_Required task:_ Pull out every line with the word "screenshot" from the entries below.

══════════

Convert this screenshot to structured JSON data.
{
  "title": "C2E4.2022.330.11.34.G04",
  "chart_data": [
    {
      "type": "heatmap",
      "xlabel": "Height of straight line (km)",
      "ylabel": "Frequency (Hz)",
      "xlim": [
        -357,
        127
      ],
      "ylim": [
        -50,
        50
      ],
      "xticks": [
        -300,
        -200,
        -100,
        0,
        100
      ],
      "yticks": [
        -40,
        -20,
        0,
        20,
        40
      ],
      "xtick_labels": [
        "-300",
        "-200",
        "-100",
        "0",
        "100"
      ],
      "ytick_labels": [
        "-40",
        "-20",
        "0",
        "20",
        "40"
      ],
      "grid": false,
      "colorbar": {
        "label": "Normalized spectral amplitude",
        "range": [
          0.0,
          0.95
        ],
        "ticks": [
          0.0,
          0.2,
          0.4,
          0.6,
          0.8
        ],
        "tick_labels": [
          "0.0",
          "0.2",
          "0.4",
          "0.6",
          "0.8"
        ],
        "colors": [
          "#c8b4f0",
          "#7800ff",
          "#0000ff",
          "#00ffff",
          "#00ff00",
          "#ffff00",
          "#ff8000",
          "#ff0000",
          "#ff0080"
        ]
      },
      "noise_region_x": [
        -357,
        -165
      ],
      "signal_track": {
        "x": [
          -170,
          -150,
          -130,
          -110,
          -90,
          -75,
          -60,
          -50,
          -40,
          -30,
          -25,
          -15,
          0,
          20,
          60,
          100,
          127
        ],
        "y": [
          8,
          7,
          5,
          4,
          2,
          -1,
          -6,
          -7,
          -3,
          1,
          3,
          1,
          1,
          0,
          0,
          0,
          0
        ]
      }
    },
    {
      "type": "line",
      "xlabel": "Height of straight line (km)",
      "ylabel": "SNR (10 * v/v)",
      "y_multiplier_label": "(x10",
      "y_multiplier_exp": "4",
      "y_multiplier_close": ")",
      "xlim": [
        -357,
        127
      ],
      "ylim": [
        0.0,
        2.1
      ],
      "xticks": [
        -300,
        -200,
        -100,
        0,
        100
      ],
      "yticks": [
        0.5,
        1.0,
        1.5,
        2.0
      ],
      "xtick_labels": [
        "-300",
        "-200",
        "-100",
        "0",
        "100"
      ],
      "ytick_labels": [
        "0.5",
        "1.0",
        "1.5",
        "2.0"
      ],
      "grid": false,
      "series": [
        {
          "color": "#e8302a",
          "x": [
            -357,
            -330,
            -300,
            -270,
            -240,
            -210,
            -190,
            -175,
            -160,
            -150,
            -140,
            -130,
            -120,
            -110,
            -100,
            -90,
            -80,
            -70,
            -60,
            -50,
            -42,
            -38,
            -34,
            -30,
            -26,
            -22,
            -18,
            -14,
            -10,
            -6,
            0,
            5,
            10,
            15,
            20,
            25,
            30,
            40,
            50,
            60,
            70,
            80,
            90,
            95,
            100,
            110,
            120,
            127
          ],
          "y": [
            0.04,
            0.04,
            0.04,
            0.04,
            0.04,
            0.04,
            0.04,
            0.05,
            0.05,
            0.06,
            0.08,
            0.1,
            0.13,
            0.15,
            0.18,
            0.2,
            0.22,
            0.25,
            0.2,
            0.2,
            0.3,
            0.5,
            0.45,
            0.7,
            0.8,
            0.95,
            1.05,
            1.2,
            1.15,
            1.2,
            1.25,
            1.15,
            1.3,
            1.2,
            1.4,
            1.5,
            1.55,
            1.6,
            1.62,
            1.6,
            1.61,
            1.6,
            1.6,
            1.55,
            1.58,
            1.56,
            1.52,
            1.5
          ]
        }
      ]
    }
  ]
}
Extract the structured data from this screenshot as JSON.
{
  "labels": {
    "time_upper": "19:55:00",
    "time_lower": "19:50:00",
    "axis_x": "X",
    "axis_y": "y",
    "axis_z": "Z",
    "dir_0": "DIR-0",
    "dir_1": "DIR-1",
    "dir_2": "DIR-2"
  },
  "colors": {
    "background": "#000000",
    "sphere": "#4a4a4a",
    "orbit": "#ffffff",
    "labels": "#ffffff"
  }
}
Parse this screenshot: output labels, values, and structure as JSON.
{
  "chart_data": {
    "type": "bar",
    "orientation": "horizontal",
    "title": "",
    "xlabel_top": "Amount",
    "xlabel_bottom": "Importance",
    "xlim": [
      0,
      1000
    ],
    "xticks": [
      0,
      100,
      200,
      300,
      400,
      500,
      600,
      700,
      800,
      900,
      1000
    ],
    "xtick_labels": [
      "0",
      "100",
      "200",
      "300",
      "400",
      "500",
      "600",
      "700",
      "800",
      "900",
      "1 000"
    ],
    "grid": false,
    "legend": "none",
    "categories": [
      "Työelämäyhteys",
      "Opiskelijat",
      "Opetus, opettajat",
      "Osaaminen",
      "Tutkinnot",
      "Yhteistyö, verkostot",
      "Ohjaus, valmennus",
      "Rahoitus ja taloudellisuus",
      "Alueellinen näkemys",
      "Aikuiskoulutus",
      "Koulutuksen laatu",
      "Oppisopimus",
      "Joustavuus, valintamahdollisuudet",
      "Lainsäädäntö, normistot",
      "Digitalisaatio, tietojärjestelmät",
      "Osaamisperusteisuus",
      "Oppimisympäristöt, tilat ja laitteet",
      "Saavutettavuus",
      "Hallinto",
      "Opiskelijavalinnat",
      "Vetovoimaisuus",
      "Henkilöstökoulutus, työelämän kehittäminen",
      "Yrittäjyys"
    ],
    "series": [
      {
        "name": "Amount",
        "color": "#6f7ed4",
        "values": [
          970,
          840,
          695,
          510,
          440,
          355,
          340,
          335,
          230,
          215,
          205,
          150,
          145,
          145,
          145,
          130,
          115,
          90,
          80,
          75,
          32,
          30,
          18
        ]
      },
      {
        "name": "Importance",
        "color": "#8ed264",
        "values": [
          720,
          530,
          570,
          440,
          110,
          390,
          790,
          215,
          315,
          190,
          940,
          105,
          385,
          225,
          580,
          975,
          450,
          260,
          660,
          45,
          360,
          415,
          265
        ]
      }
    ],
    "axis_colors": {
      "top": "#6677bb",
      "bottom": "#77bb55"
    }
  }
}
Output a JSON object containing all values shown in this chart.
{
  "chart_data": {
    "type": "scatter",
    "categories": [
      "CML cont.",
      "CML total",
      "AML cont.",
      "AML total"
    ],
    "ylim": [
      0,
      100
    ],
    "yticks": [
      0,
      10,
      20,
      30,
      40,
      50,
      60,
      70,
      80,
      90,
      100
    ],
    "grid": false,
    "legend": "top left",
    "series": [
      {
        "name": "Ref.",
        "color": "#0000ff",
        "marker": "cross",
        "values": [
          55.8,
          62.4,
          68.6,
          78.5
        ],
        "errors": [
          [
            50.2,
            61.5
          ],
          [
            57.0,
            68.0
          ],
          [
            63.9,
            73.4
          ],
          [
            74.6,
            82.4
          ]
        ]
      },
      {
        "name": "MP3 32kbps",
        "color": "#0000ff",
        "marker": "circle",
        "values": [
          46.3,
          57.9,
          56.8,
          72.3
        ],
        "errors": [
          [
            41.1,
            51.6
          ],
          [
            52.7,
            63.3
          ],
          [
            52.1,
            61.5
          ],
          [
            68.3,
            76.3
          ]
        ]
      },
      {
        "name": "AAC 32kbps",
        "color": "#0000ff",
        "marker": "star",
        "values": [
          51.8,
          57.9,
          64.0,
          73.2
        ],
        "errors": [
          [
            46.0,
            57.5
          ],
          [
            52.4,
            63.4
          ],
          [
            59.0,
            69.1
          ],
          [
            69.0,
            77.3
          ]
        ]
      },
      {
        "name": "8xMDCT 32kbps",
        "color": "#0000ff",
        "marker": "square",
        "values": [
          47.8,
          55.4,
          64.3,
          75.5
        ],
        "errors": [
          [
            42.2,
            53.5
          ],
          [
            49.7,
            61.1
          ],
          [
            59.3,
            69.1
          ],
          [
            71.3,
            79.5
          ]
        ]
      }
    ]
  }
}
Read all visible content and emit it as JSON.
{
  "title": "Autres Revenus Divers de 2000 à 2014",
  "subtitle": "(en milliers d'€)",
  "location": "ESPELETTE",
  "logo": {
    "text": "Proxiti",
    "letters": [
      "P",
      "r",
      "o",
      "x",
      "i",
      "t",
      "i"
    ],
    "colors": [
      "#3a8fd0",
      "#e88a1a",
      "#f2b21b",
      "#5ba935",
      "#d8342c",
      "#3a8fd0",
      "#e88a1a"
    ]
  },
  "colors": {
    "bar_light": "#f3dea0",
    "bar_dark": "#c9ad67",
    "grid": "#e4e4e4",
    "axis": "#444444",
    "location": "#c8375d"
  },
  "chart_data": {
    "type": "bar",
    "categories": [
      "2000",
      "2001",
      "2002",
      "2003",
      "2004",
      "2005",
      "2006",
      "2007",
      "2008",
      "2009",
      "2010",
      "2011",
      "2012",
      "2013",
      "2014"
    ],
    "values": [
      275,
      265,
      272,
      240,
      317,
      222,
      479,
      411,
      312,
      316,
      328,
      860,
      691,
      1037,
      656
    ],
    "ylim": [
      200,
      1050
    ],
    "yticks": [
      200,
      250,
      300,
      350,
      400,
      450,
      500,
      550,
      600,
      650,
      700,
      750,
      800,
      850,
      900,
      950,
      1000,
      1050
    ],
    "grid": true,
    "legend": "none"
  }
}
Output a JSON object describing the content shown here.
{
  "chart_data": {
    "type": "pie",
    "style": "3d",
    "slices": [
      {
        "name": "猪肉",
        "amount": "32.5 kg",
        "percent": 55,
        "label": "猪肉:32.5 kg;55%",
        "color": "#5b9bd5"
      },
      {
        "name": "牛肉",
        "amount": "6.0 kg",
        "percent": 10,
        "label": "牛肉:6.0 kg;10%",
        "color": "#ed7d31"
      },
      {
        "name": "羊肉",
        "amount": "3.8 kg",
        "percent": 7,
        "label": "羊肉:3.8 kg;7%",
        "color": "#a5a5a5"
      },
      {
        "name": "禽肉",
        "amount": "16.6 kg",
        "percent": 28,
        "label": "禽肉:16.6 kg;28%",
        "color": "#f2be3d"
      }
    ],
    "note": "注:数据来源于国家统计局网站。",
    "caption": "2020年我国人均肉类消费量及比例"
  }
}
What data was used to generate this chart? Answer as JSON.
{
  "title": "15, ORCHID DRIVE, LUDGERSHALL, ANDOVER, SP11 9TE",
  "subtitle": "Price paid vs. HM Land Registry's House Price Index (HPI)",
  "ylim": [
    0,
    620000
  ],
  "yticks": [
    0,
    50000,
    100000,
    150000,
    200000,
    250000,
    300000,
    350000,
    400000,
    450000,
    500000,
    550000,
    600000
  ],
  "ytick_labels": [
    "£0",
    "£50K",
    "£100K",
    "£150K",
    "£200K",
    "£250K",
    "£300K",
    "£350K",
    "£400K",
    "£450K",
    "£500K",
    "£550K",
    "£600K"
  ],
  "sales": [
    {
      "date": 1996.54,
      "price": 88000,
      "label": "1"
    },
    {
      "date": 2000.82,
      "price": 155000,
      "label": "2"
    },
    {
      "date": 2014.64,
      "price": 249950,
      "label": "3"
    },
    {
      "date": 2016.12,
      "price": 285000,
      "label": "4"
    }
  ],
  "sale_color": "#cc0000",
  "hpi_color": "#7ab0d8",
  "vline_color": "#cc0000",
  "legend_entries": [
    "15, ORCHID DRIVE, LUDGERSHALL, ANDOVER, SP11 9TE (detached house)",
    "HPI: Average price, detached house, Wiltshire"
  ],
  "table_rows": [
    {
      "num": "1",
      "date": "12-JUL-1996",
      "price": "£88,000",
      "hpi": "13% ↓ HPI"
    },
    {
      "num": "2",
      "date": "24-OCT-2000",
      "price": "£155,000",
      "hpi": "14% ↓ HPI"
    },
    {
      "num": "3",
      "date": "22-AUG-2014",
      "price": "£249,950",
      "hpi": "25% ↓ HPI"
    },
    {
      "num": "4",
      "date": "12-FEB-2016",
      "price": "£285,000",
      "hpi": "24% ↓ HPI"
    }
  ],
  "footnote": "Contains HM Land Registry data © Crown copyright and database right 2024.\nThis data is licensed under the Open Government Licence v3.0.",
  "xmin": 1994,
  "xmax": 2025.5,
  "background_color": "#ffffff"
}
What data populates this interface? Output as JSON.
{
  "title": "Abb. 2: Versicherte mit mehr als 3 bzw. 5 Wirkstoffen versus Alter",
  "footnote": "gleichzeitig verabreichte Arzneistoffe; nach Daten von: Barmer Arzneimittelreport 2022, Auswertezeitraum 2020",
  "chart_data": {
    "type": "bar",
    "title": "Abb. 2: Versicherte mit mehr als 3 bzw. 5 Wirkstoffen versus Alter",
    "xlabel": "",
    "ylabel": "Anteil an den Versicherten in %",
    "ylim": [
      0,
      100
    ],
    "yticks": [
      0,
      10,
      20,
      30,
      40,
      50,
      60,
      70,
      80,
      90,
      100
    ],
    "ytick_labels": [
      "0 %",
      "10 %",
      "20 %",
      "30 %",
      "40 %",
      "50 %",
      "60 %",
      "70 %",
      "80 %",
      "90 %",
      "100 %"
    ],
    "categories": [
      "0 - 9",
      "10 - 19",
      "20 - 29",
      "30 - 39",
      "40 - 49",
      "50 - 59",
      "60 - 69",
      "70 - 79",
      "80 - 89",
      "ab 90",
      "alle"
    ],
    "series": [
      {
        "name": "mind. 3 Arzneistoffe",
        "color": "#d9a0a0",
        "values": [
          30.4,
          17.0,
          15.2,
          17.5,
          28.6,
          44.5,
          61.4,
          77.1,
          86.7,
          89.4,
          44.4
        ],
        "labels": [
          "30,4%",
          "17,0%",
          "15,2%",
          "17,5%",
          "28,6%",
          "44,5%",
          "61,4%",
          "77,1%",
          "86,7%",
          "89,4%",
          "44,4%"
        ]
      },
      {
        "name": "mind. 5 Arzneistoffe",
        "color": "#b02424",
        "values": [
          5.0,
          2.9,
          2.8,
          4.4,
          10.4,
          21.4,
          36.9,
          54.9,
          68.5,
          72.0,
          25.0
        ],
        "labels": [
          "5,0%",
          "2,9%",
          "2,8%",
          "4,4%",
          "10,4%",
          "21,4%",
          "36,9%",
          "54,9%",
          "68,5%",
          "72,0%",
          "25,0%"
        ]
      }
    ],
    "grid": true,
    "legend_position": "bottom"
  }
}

══════════

_Finished exercise:_
Convert this screenshot to structured JSON data.
Extract the structured data from this screenshot as JSON.
Parse this screenshot: output labels, values, and structure as JSON.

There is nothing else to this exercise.